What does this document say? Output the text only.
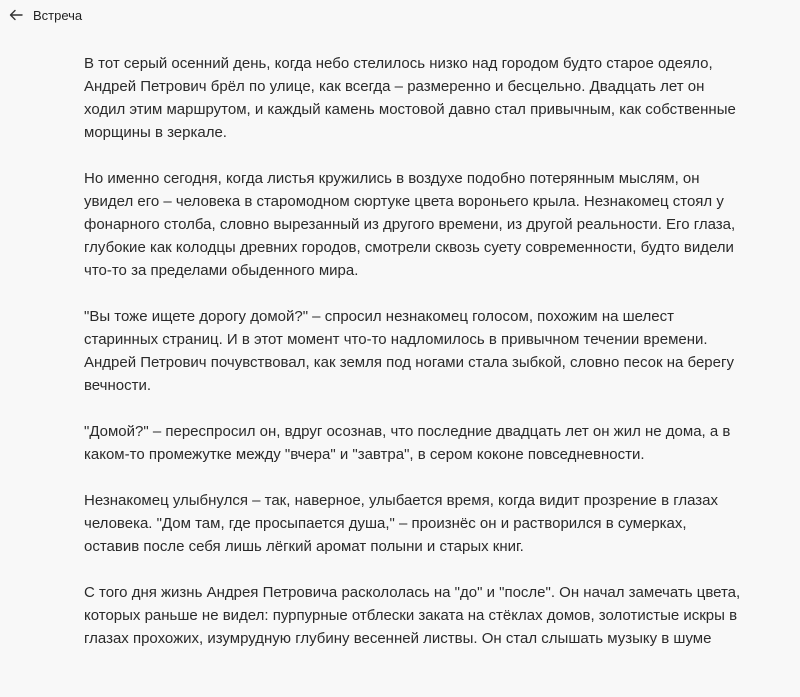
Встреча

В тот серый осенний день, когда небо стелилось низко над городом будто старое одеяло,
Андрей Петрович брёл по улице, как всегда – размеренно и бесцельно. Двадцать лет он
ходил этим маршрутом, и каждый камень мостовой давно стал привычным, как собственные
морщины в зеркале.

Но именно сегодня, когда листья кружились в воздухе подобно потерянным мыслям, он
увидел его – человека в старомодном сюртуке цвета вороньего крыла. Незнакомец стоял у
фонарного столба, словно вырезанный из другого времени, из другой реальности. Его глаза,
глубокие как колодцы древних городов, смотрели сквозь суету современности, будто видели
что-то за пределами обыденного мира.

"Вы тоже ищете дорогу домой?" – спросил незнакомец голосом, похожим на шелест
старинных страниц. И в этот момент что-то надломилось в привычном течении времени.
Андрей Петрович почувствовал, как земля под ногами стала зыбкой, словно песок на берегу
вечности.

"Домой?" – переспросил он, вдруг осознав, что последние двадцать лет он жил не дома, а в
каком-то промежутке между "вчера" и "завтра", в сером коконе повседневности.

Незнакомец улыбнулся – так, наверное, улыбается время, когда видит прозрение в глазах
человека. "Дом там, где просыпается душа," – произнёс он и растворился в сумерках,
оставив после себя лишь лёгкий аромат полыни и старых книг.

С того дня жизнь Андрея Петровича раскололась на "до" и "после". Он начал замечать цвета,
которых раньше не видел: пурпурные отблески заката на стёклах домов, золотистые искры в
глазах прохожих, изумрудную глубину весенней листвы. Он стал слышать музыку в шуме
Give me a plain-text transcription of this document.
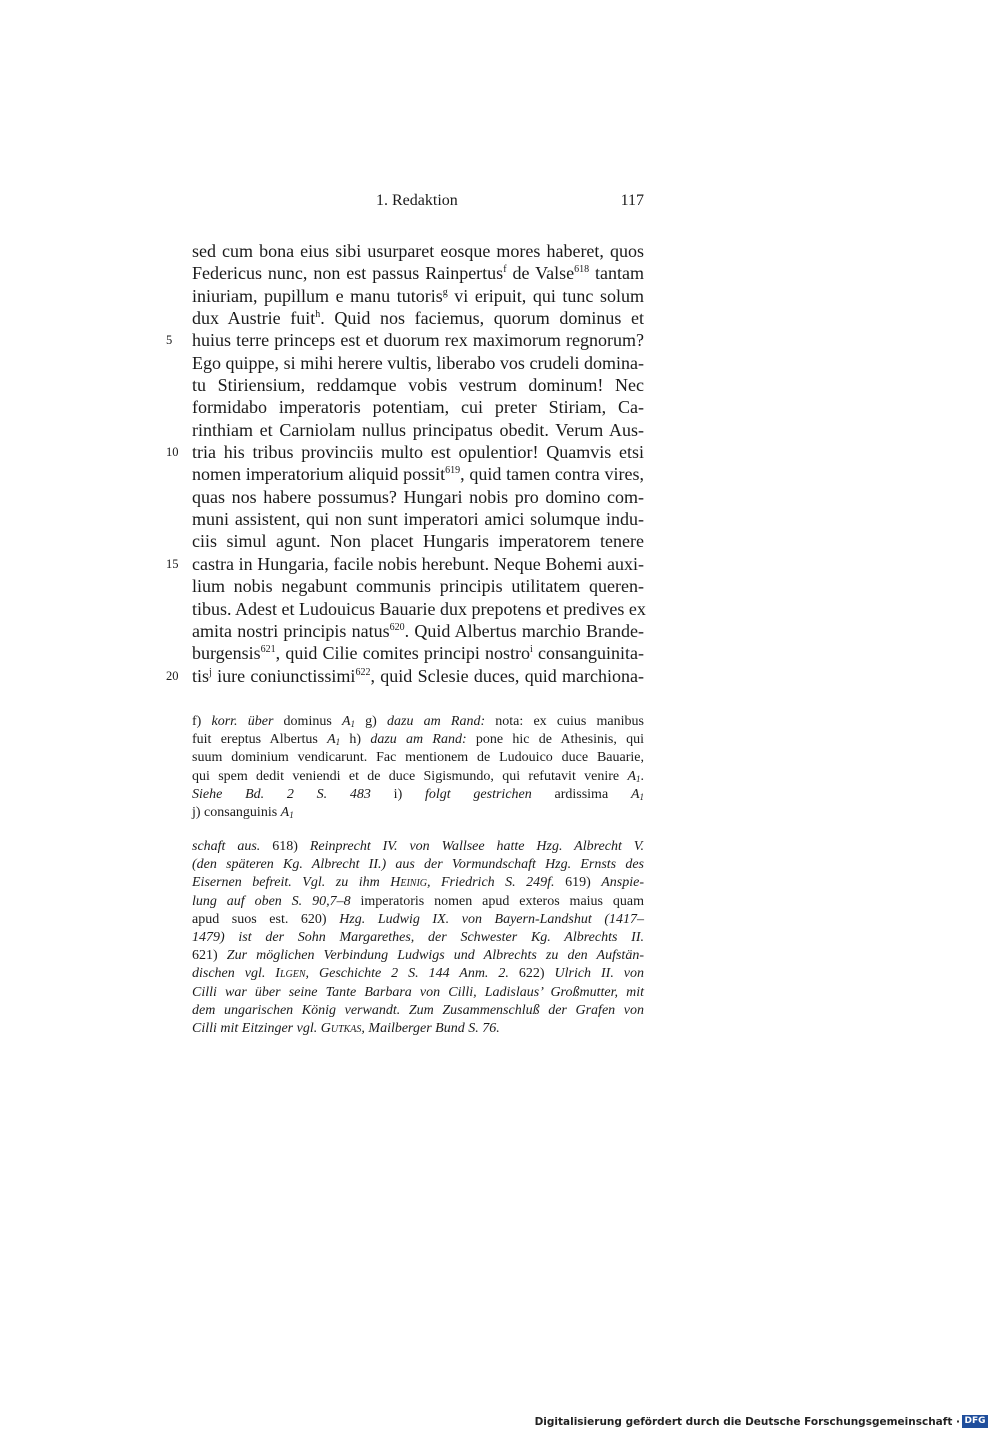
1. Redaktion	117
sed cum bona eius sibi usurparet eosque mores haberet, quos
Federicus nunc, non est passus Rainpertus$^f$ de Valse$^{618}$ tantam
iniuriam, pupillum e manu tutoris$^g$ vi eripuit, qui tunc solum
dux Austrie fuit$^h$. Quid nos faciemus, quorum dominus et
5	huius terre princeps est et duorum rex maximorum regnorum?
Ego quippe, si mihi herere vultis, liberabo vos crudeli domina-
tu Stiriensium, reddamque vobis vestrum dominum! Nec
formidabo imperatoris potentiam, cui preter Stiriam, Ca-
rinthiam et Carniolam nullus principatus obedit. Verum Aus-
10 tria his tribus provinciis multo est opulentior! Quamvis etsi
nomen imperatorium aliquid possit$^{619}$, quid tamen contra vires,
quas nos habere possumus? Hungari nobis pro domino com-
muni assistent, qui non sunt imperatori amici solumque indu-
ciis simul agunt. Non placet Hungaris imperatorem tenere
15 castra in Hungaria, facile nobis herebunt. Neque Bohemi auxi-
lium nobis negabunt communis principis utilitatem queren-
tibus. Adest et Ludouicus Bauarie dux prepotens et predives ex
amita nostri principis natus$^{620}$. Quid Albertus marchio Brande-
burgensis$^{621}$, quid Cilie comites principi nostro$^i$ consanguinita-
20 tis$^j$ iure coniunctissimi$^{622}$, quid Sclesie duces, quid marchiona-
f) korr. über dominus $A_1$ g) dazu am Rand: nota: ex cuius manibus
fuit ereptus Albertus $A_1$ h) dazu am Rand: pone hic de Athesinis, qui
suum dominium vendicarunt. Fac mentionem de Ludouico duce Bauarie,
qui spem dedit veniendi et de duce Sigismundo, qui refutavit venire $A_1$.
Siehe Bd. 2 S. 483 i) folgt gestrichen ardissima $A_1$
j) consanguinis $A_1$
schaft aus. 618) Reinprecht IV. von Wallsee hatte Hzg. Albrecht V.
(den späteren Kg. Albrecht II.) aus der Vormundschaft Hzg. Ernsts des
Eisernen befreit. Vgl. zu ihm Heinig, Friedrich S. 249f. 619) Anspie-
lung auf oben S. 90,7–8 imperatoris nomen apud exteros maius quam
apud suos est. 620) Hzg. Ludwig IX. von Bayern-Landshut (1417–
1479) ist der Sohn Margarethes, der Schwester Kg. Albrechts II.
621) Zur möglichen Verbindung Ludwigs und Albrechts zu den Aufstän-
dischen vgl. Ilgen, Geschichte 2 S. 144 Anm. 2. 622) Ulrich II. von
Cilli war über seine Tante Barbara von Cilli, Ladislaus’ Großmutter, mit
dem ungarischen König verwandt. Zum Zusammenschluß der Grafen von
Cilli mit Eitzinger vgl. Gutkas, Mailberger Bund S. 76.
Digitalisierung gefördert durch die Deutsche Forschungsgemeinschaft · DFG
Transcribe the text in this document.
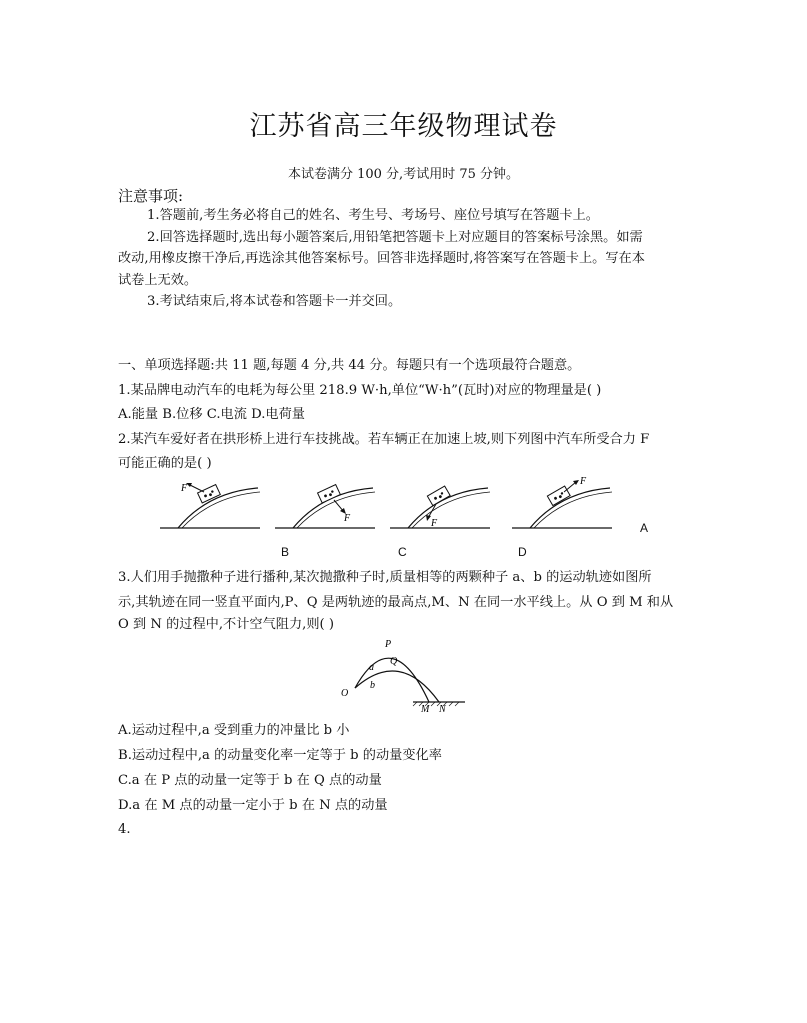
江苏省高三年级物理试卷
本试卷满分 100 分,考试用时 75 分钟。
注意事项:
1.答题前,考生务必将自己的姓名、考生号、考场号、座位号填写在答题卡上。
2.回答选择题时,选出每小题答案后,用铅笔把答题卡上对应题目的答案标号涂黑。如需
改动,用橡皮擦干净后,再选涂其他答案标号。回答非选择题时,将答案写在答题卡上。写在本
试卷上无效。
3.考试结束后,将本试卷和答题卡一并交回。
一、单项选择题:共 11 题,每题 4 分,共 44 分。每题只有一个选项最符合题意。
1.某品牌电动汽车的电耗为每公里 218.9 W·h,单位“W·h”(瓦时)对应的物理量是( )
A.能量 B.位移 C.电流 D.电荷量
2.某汽车爱好者在拱形桥上进行车技挑战。若车辆正在加速上坡,则下列图中汽车所受合力 F
可能正确的是( )
F
F	F
F
A
B	C	D
3.人们用手抛撒种子进行播种,某次抛撒种子时,质量相等的两颗种子 a、b 的运动轨迹如图所
示,其轨迹在同一竖直平面内,P、Q 是两轨迹的最高点,M、N 在同一水平线上。从 O 到 M 和从
O 到 N 的过程中,不计空气阻力,则( )
P
Q
a
b
O
M N
A.运动过程中,a 受到重力的冲量比 b 小
B.运动过程中,a 的动量变化率一定等于 b 的动量变化率
C.a 在 P 点的动量一定等于 b 在 Q 点的动量
D.a 在 M 点的动量一定小于 b 在 N 点的动量
4.
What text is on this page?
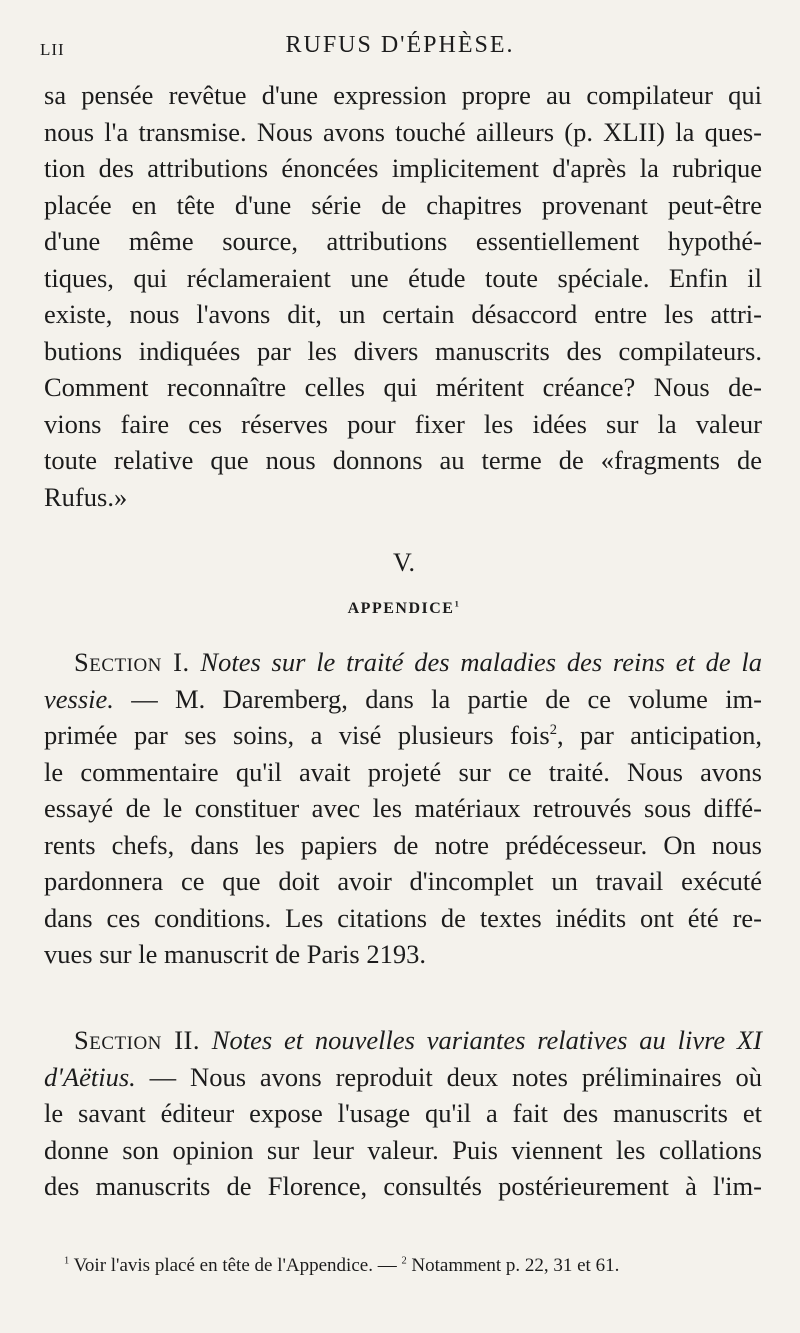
LII	RUFUS D'ÉPHÈSE.
sa pensée revêtue d'une expression propre au compilateur qui
nous l'a transmise. Nous avons touché ailleurs (p. XLII) la ques-
tion des attributions énoncées implicitement d'après la rubrique
placée en tête d'une série de chapitres provenant peut-être
d'une même source, attributions essentiellement hypothé-
tiques, qui réclameraient une étude toute spéciale. Enfin il
existe, nous l'avons dit, un certain désaccord entre les attri-
butions indiquées par les divers manuscrits des compilateurs.
Comment reconnaître celles qui méritent créance? Nous de-
vions faire ces réserves pour fixer les idées sur la valeur
toute relative que nous donnons au terme de «fragments de
Rufus.»
V.
APPENDICE$^1$
Section I. Notes sur le traité des maladies des reins et de la
vessie. — M. Daremberg, dans la partie de ce volume im-
primée par ses soins, a visé plusieurs fois$^2$, par anticipation,
le commentaire qu'il avait projeté sur ce traité. Nous avons
essayé de le constituer avec les matériaux retrouvés sous diffé-
rents chefs, dans les papiers de notre prédécesseur. On nous
pardonnera ce que doit avoir d'incomplet un travail exécuté
dans ces conditions. Les citations de textes inédits ont été re-
vues sur le manuscrit de Paris 2193.
Section II. Notes et nouvelles variantes relatives au livre XI
d'Aëtius. — Nous avons reproduit deux notes préliminaires où
le savant éditeur expose l'usage qu'il a fait des manuscrits et
donne son opinion sur leur valeur. Puis viennent les collations
des manuscrits de Florence, consultés postérieurement à l'im-
$^1$ Voir l'avis placé en tête de l'Appendice. — $^2$ Notamment p. 22, 31 et 61.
+++
* **REQUEST**
Print every entry above again without changing a word, and omit the pictures.

* **COMPLETED EXERCISE**
What does this document say? Output the text only.
Встреча

В тот серый осенний день, когда небо стелилось низко над городом будто старое одеяло,
Андрей Петрович брёл по улице, как всегда – размеренно и бесцельно. Двадцать лет он
ходил этим маршрутом, и каждый камень мостовой давно стал привычным, как собственные
морщины в зеркале.

Но именно сегодня, когда листья кружились в воздухе подобно потерянным мыслям, он
увидел его – человека в старомодном сюртуке цвета вороньего крыла. Незнакомец стоял у
фонарного столба, словно вырезанный из другого времени, из другой реальности. Его глаза,
глубокие как колодцы древних городов, смотрели сквозь суету современности, будто видели
что-то за пределами обыденного мира.

"Вы тоже ищете дорогу домой?" – спросил незнакомец голосом, похожим на шелест
старинных страниц. И в этот момент что-то надломилось в привычном течении времени.
Андрей Петрович почувствовал, как земля под ногами стала зыбкой, словно песок на берегу
вечности.

"Домой?" – переспросил он, вдруг осознав, что последние двадцать лет он жил не дома, а в
каком-то промежутке между "вчера" и "завтра", в сером коконе повседневности.

Незнакомец улыбнулся – так, наверное, улыбается время, когда видит прозрение в глазах
человека. "Дом там, где просыпается душа," – произнёс он и растворился в сумерках,
оставив после себя лишь лёгкий аромат полыни и старых книг.

С того дня жизнь Андрея Петровича раскололась на "до" и "после". Он начал замечать цвета,
которых раньше не видел: пурпурные отблески заката на стёклах домов, золотистые искры в
глазах прохожих, изумрудную глубину весенней листвы. Он стал слышать музыку в шуме
Give me a plain-text transcription of this document.
1. Redaktion	117
sed cum bona eius sibi usurparet eosque mores haberet, quos
Federicus nunc, non est passus Rainpertus$^f$ de Valse$^{618}$ tantam
iniuriam, pupillum e manu tutoris$^g$ vi eripuit, qui tunc solum
dux Austrie fuit$^h$. Quid nos faciemus, quorum dominus et
5	huius terre princeps est et duorum rex maximorum regnorum?
Ego quippe, si mihi herere vultis, liberabo vos crudeli domina-
tu Stiriensium, reddamque vobis vestrum dominum! Nec
formidabo imperatoris potentiam, cui preter Stiriam, Ca-
rinthiam et Carniolam nullus principatus obedit. Verum Aus-
10 tria his tribus provinciis multo est opulentior! Quamvis etsi
nomen imperatorium aliquid possit$^{619}$, quid tamen contra vires,
quas nos habere possumus? Hungari nobis pro domino com-
muni assistent, qui non sunt imperatori amici solumque indu-
ciis simul agunt. Non placet Hungaris imperatorem tenere
15 castra in Hungaria, facile nobis herebunt. Neque Bohemi auxi-
lium nobis negabunt communis principis utilitatem queren-
tibus. Adest et Ludouicus Bauarie dux prepotens et predives ex
amita nostri principis natus$^{620}$. Quid Albertus marchio Brande-
burgensis$^{621}$, quid Cilie comites principi nostro$^i$ consanguinita-
20 tis$^j$ iure coniunctissimi$^{622}$, quid Sclesie duces, quid marchiona-
f) korr. über dominus $A_1$ g) dazu am Rand: nota: ex cuius manibus
fuit ereptus Albertus $A_1$ h) dazu am Rand: pone hic de Athesinis, qui
suum dominium vendicarunt. Fac mentionem de Ludouico duce Bauarie,
qui spem dedit veniendi et de duce Sigismundo, qui refutavit venire $A_1$.
Siehe Bd. 2 S. 483 i) folgt gestrichen ardissima $A_1$
j) consanguinis $A_1$
schaft aus. 618) Reinprecht IV. von Wallsee hatte Hzg. Albrecht V.
(den späteren Kg. Albrecht II.) aus der Vormundschaft Hzg. Ernsts des
Eisernen befreit. Vgl. zu ihm Heinig, Friedrich S. 249f. 619) Anspie-
lung auf oben S. 90,7–8 imperatoris nomen apud exteros maius quam
apud suos est. 620) Hzg. Ludwig IX. von Bayern-Landshut (1417–
1479) ist der Sohn Margarethes, der Schwester Kg. Albrechts II.
621) Zur möglichen Verbindung Ludwigs und Albrechts zu den Aufstän-
dischen vgl. Ilgen, Geschichte 2 S. 144 Anm. 2. 622) Ulrich II. von
Cilli war über seine Tante Barbara von Cilli, Ladislaus’ Großmutter, mit
dem ungarischen König verwandt. Zum Zusammenschluß der Grafen von
Cilli mit Eitzinger vgl. Gutkas, Mailberger Bund S. 76.
Digitalisierung gefördert durch die Deutsche Forschungsgemeinschaft · DFG
Transcribe the text in this document.
江苏省高三年级物理试卷
本试卷满分 100 分,考试用时 75 分钟。
注意事项:
1.答题前,考生务必将自己的姓名、考生号、考场号、座位号填写在答题卡上。
2.回答选择题时,选出每小题答案后,用铅笔把答题卡上对应题目的答案标号涂黑。如需
改动,用橡皮擦干净后,再选涂其他答案标号。回答非选择题时,将答案写在答题卡上。写在本
试卷上无效。
3.考试结束后,将本试卷和答题卡一并交回。
一、单项选择题:共 11 题,每题 4 分,共 44 分。每题只有一个选项最符合题意。
1.某品牌电动汽车的电耗为每公里 218.9 W·h,单位“W·h”(瓦时)对应的物理量是( )
A.能量 B.位移 C.电流 D.电荷量
2.某汽车爱好者在拱形桥上进行车技挑战。若车辆正在加速上坡,则下列图中汽车所受合力 F
可能正确的是( )
F
F	F
F
A
B	C	D
3.人们用手抛撒种子进行播种,某次抛撒种子时,质量相等的两颗种子 a、b 的运动轨迹如图所
示,其轨迹在同一竖直平面内,P、Q 是两轨迹的最高点,M、N 在同一水平线上。从 O 到 M 和从
O 到 N 的过程中,不计空气阻力,则( )
P
Q
a
b
O
M N
A.运动过程中,a 受到重力的冲量比 b 小
B.运动过程中,a 的动量变化率一定等于 b 的动量变化率
C.a 在 P 点的动量一定等于 b 在 Q 点的动量
D.a 在 M 点的动量一定小于 b 在 N 点的动量
4.
What text is on this page?
LII	RUFUS D'ÉPHÈSE.
sa pensée revêtue d'une expression propre au compilateur qui
nous l'a transmise. Nous avons touché ailleurs (p. XLII) la ques-
tion des attributions énoncées implicitement d'après la rubrique
placée en tête d'une série de chapitres provenant peut-être
d'une même source, attributions essentiellement hypothé-
tiques, qui réclameraient une étude toute spéciale. Enfin il
existe, nous l'avons dit, un certain désaccord entre les attri-
butions indiquées par les divers manuscrits des compilateurs.
Comment reconnaître celles qui méritent créance? Nous de-
vions faire ces réserves pour fixer les idées sur la valeur
toute relative que nous donnons au terme de «fragments de
Rufus.»
V.
APPENDICE$^1$
Section I. Notes sur le traité des maladies des reins et de la
vessie. — M. Daremberg, dans la partie de ce volume im-
primée par ses soins, a visé plusieurs fois$^2$, par anticipation,
le commentaire qu'il avait projeté sur ce traité. Nous avons
essayé de le constituer avec les matériaux retrouvés sous diffé-
rents chefs, dans les papiers de notre prédécesseur. On nous
pardonnera ce que doit avoir d'incomplet un travail exécuté
dans ces conditions. Les citations de textes inédits ont été re-
vues sur le manuscrit de Paris 2193.
Section II. Notes et nouvelles variantes relatives au livre XI
d'Aëtius. — Nous avons reproduit deux notes préliminaires où
le savant éditeur expose l'usage qu'il a fait des manuscrits et
donne son opinion sur leur valeur. Puis viennent les collations
des manuscrits de Florence, consultés postérieurement à l'im-
$^1$ Voir l'avis placé en tête de l'Appendice. — $^2$ Notamment p. 22, 31 et 61.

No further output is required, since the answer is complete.